▸ **WHAT TO DO**
Transcribe the entries exactly; images are not part of the copy.

▸ **LISTED ENTRIES**
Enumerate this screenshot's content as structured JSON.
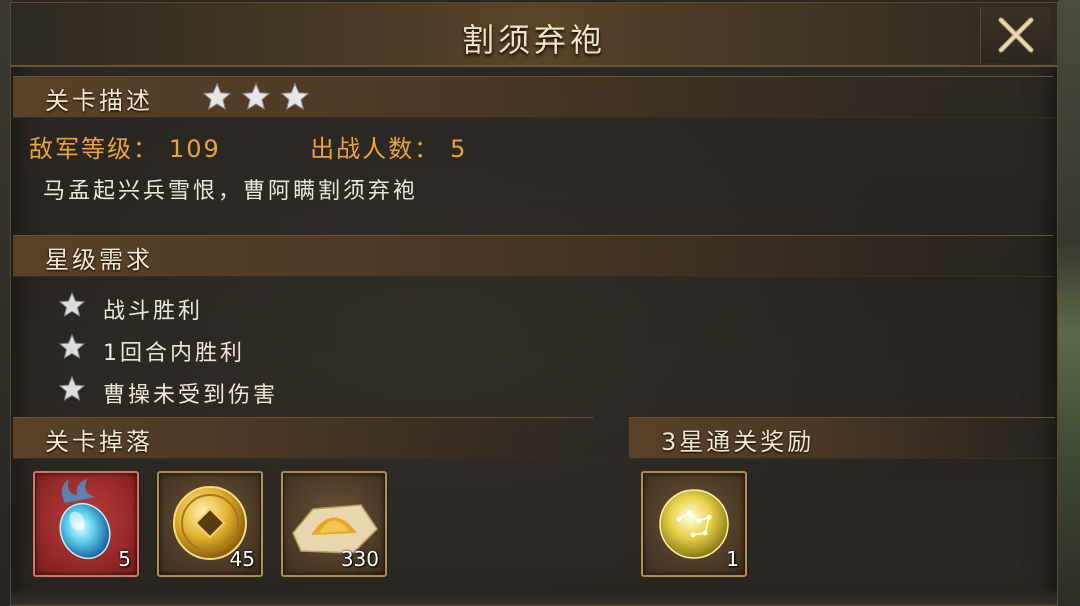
{
  "dialog": {
    "title": "割须弃袍"
  },
  "stage_info": {
    "section_label": "关卡描述",
    "stars_earned": 3,
    "enemy_level_label": "敌军等级：",
    "enemy_level": "109",
    "deploy_count_label": "出战人数：",
    "deploy_count": "5",
    "description": "马孟起兴兵雪恨，曹阿瞒割须弃袍"
  },
  "star_requirements": {
    "section_label": "星级需求",
    "items": [
      {
        "label": "战斗胜利",
        "icon": "star-icon"
      },
      {
        "label": "1回合内胜利",
        "icon": "star-icon"
      },
      {
        "label": "曹操未受到伤害",
        "icon": "star-icon"
      }
    ]
  },
  "drops": {
    "section_label": "关卡掉落",
    "items": [
      {
        "icon": "blue-soul-gem-icon",
        "count": "5",
        "rarity": "red"
      },
      {
        "icon": "gold-coin-icon",
        "count": "45",
        "rarity": "gold"
      },
      {
        "icon": "sand-pile-icon",
        "count": "330",
        "rarity": "gold"
      }
    ]
  },
  "rewards": {
    "section_label": "3星通关奖励",
    "items": [
      {
        "icon": "constellation-orb-icon",
        "count": "1",
        "rarity": "gold"
      }
    ]
  },
  "colors": {
    "accent_orange": "#e9a33c",
    "title_text": "#f1e2c1",
    "red_rarity": "#c23a3a"
  }
}
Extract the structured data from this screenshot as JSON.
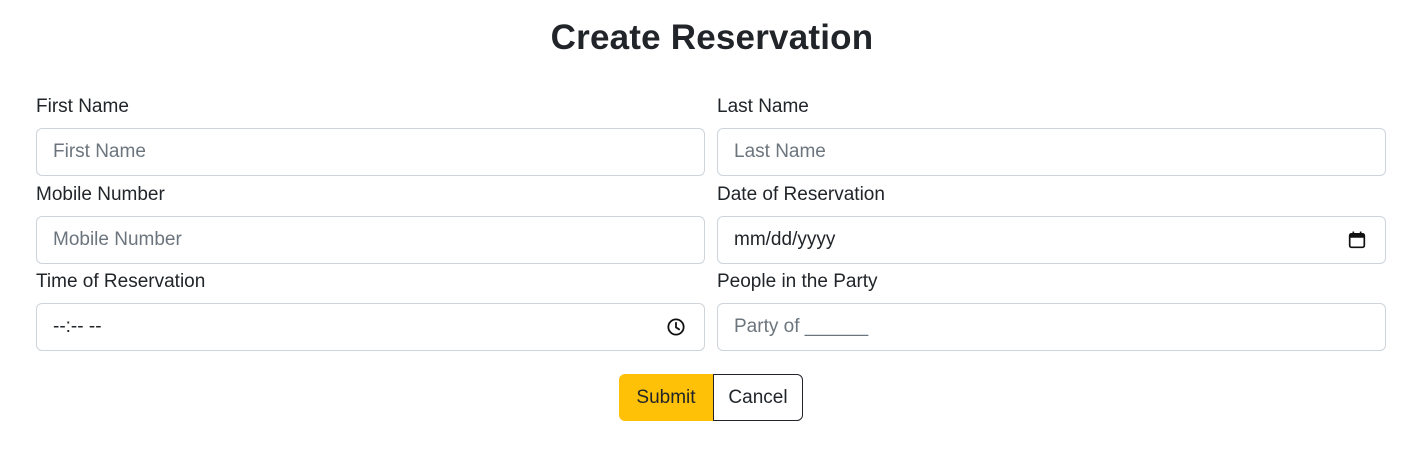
{
  "form": {
    "title": "Create Reservation",
    "fields": {
      "first_name": {
        "label": "First Name",
        "placeholder": "First Name"
      },
      "last_name": {
        "label": "Last Name",
        "placeholder": "Last Name"
      },
      "mobile": {
        "label": "Mobile Number",
        "placeholder": "Mobile Number"
      },
      "date": {
        "label": "Date of Reservation",
        "placeholder": "mm/dd/yyyy",
        "icon": "calendar-icon"
      },
      "time": {
        "label": "Time of Reservation",
        "placeholder": "--:-- --",
        "icon": "clock-icon"
      },
      "party": {
        "label": "People in the Party",
        "placeholder": "Party of ______"
      }
    },
    "buttons": {
      "submit": "Submit",
      "cancel": "Cancel"
    },
    "colors": {
      "submit_bg": "#ffc107",
      "border": "#ced4da",
      "text": "#212529",
      "placeholder": "#6c757d"
    }
  }
}
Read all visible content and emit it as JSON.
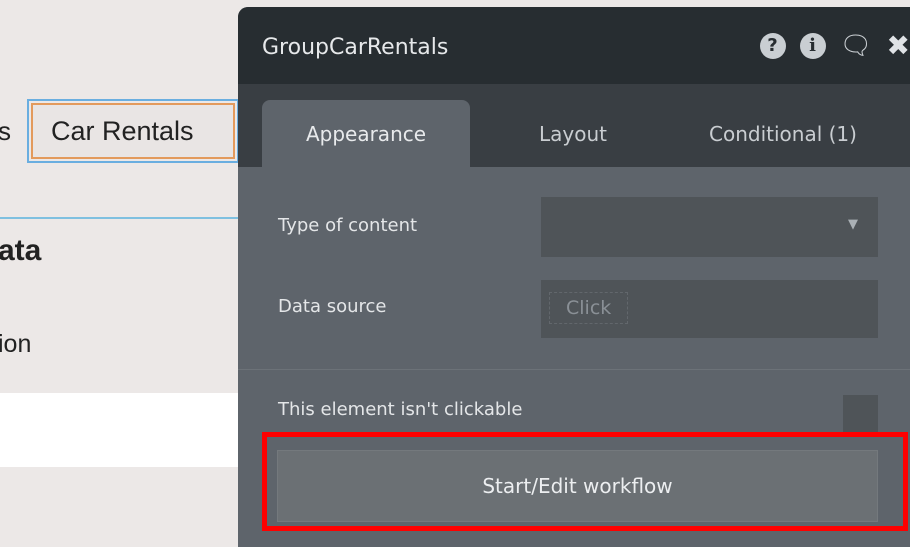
{
  "canvas": {
    "partial_tab_text": "s",
    "selected_element_label": "Car Rentals",
    "partial_heading": "ata",
    "partial_text": "ion"
  },
  "panel": {
    "title": "GroupCarRentals",
    "header_icons": [
      "help-icon",
      "info-icon",
      "comment-icon",
      "close-icon"
    ],
    "tabs": [
      {
        "label": "Appearance",
        "active": true
      },
      {
        "label": "Layout"
      },
      {
        "label": "Conditional (1)"
      }
    ],
    "type_of_content": {
      "label": "Type of content",
      "value": ""
    },
    "data_source": {
      "label": "Data source",
      "placeholder": "Click"
    },
    "not_clickable": {
      "label": "This element isn't clickable",
      "checked": false
    },
    "workflow_button": "Start/Edit workflow",
    "highlight_color": "#ff0000"
  }
}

▸ **OUTPUT BELOW**
Enumerate this screenshot's content as structured JSON.
{
  "dialog": {
    "title": "割须弃袍"
  },
  "stage_info": {
    "section_label": "关卡描述",
    "stars_earned": 3,
    "enemy_level_label": "敌军等级：",
    "enemy_level": "109",
    "deploy_count_label": "出战人数：",
    "deploy_count": "5",
    "description": "马孟起兴兵雪恨，曹阿瞒割须弃袍"
  },
  "star_requirements": {
    "section_label": "星级需求",
    "items": [
      {
        "label": "战斗胜利",
        "icon": "star-icon"
      },
      {
        "label": "1回合内胜利",
        "icon": "star-icon"
      },
      {
        "label": "曹操未受到伤害",
        "icon": "star-icon"
      }
    ]
  },
  "drops": {
    "section_label": "关卡掉落",
    "items": [
      {
        "icon": "blue-soul-gem-icon",
        "count": "5",
        "rarity": "red"
      },
      {
        "icon": "gold-coin-icon",
        "count": "45",
        "rarity": "gold"
      },
      {
        "icon": "sand-pile-icon",
        "count": "330",
        "rarity": "gold"
      }
    ]
  },
  "rewards": {
    "section_label": "3星通关奖励",
    "items": [
      {
        "icon": "constellation-orb-icon",
        "count": "1",
        "rarity": "gold"
      }
    ]
  },
  "colors": {
    "accent_orange": "#e9a33c",
    "title_text": "#f1e2c1",
    "red_rarity": "#c23a3a"
  }
}
Extract the structured data from this screenshot as JSON.
{
  "form": {
    "title": "Create Reservation",
    "fields": {
      "first_name": {
        "label": "First Name",
        "placeholder": "First Name"
      },
      "last_name": {
        "label": "Last Name",
        "placeholder": "Last Name"
      },
      "mobile": {
        "label": "Mobile Number",
        "placeholder": "Mobile Number"
      },
      "date": {
        "label": "Date of Reservation",
        "placeholder": "mm/dd/yyyy",
        "icon": "calendar-icon"
      },
      "time": {
        "label": "Time of Reservation",
        "placeholder": "--:-- --",
        "icon": "clock-icon"
      },
      "party": {
        "label": "People in the Party",
        "placeholder": "Party of ______"
      }
    },
    "buttons": {
      "submit": "Submit",
      "cancel": "Cancel"
    },
    "colors": {
      "submit_bg": "#ffc107",
      "border": "#ced4da",
      "text": "#212529",
      "placeholder": "#6c757d"
    }
  }
}
Read all visible content and emit it as JSON.
{
  "canvas": {
    "partial_tab_text": "s",
    "selected_element_label": "Car Rentals",
    "partial_heading": "ata",
    "partial_text": "ion"
  },
  "panel": {
    "title": "GroupCarRentals",
    "header_icons": [
      "help-icon",
      "info-icon",
      "comment-icon",
      "close-icon"
    ],
    "tabs": [
      {
        "label": "Appearance",
        "active": true
      },
      {
        "label": "Layout"
      },
      {
        "label": "Conditional (1)"
      }
    ],
    "type_of_content": {
      "label": "Type of content",
      "value": ""
    },
    "data_source": {
      "label": "Data source",
      "placeholder": "Click"
    },
    "not_clickable": {
      "label": "This element isn't clickable",
      "checked": false
    },
    "workflow_button": "Start/Edit workflow",
    "highlight_color": "#ff0000"
  }
}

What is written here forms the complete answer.